:: WORK TO COMPLETE ::
Count how many lines of the material contain the string "JSON", then give that number and nothing more.

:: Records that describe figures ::
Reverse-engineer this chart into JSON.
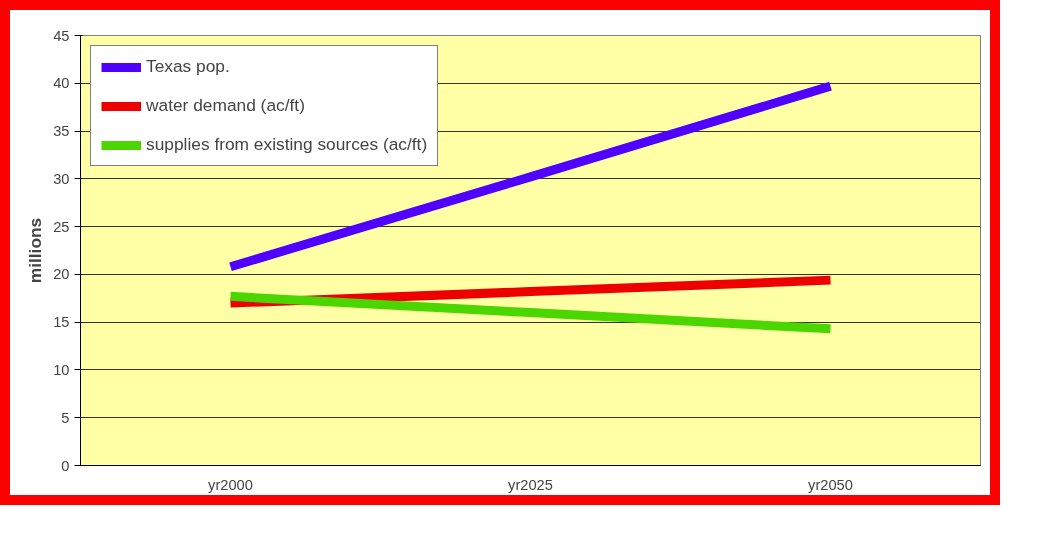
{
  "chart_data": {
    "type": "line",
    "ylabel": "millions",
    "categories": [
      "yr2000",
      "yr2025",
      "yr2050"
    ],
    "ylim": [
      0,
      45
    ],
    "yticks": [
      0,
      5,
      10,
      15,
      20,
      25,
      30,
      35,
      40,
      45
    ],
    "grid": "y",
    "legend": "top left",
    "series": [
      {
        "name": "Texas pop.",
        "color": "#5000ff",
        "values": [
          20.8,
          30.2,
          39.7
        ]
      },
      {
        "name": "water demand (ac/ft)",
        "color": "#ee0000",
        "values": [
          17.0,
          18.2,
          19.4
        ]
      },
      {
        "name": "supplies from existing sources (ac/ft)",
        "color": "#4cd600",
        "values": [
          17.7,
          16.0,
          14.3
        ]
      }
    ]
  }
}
* * *
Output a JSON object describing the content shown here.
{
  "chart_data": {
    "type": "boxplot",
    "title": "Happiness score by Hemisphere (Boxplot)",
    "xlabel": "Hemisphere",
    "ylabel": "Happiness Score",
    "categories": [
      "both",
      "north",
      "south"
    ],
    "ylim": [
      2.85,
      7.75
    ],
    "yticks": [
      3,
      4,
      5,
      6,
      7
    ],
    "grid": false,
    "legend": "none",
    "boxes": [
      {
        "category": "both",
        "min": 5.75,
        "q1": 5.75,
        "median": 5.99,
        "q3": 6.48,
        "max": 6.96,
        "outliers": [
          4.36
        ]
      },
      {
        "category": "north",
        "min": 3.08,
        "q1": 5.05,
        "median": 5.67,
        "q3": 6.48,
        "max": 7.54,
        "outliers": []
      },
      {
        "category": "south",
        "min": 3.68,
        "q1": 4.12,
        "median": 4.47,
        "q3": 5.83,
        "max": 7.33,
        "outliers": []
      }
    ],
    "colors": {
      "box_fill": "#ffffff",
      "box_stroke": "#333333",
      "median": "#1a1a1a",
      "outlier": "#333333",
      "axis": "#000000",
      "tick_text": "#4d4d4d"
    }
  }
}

:: OUTPUT BELOW ::
2